• WHAT TO WORK ON
Show all lines holding "icon".

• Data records
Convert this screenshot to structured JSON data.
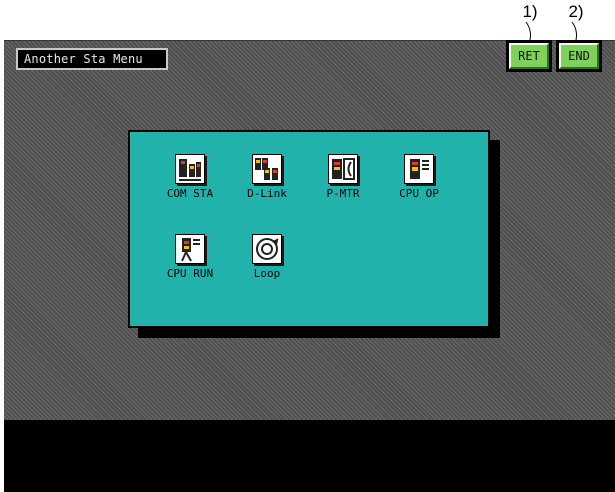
{
  "callouts": [
    "1)",
    "2)"
  ],
  "title_label": "Another Sta Menu",
  "buttons": {
    "ret": "RET",
    "end": "END"
  },
  "menu": {
    "items": [
      {
        "label": "COM STA",
        "icon": "com-sta-icon"
      },
      {
        "label": "D-Link",
        "icon": "d-link-icon"
      },
      {
        "label": "P-MTR",
        "icon": "p-mtr-icon"
      },
      {
        "label": "CPU OP",
        "icon": "cpu-op-icon"
      },
      {
        "label": "CPU RUN",
        "icon": "cpu-run-icon"
      },
      {
        "label": "Loop",
        "icon": "loop-icon"
      }
    ]
  },
  "colors": {
    "panel": "#22b2ac",
    "button": "#7fd15c",
    "background": "#5c5c5c",
    "bottom_bar": "#000000"
  }
}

• RESULT OF THIS TASK
        "icon": "com-sta-icon"
        "icon": "d-link-icon"
        "icon": "p-mtr-icon"
        "icon": "cpu-op-icon"
        "icon": "cpu-run-icon"
        "icon": "loop-icon"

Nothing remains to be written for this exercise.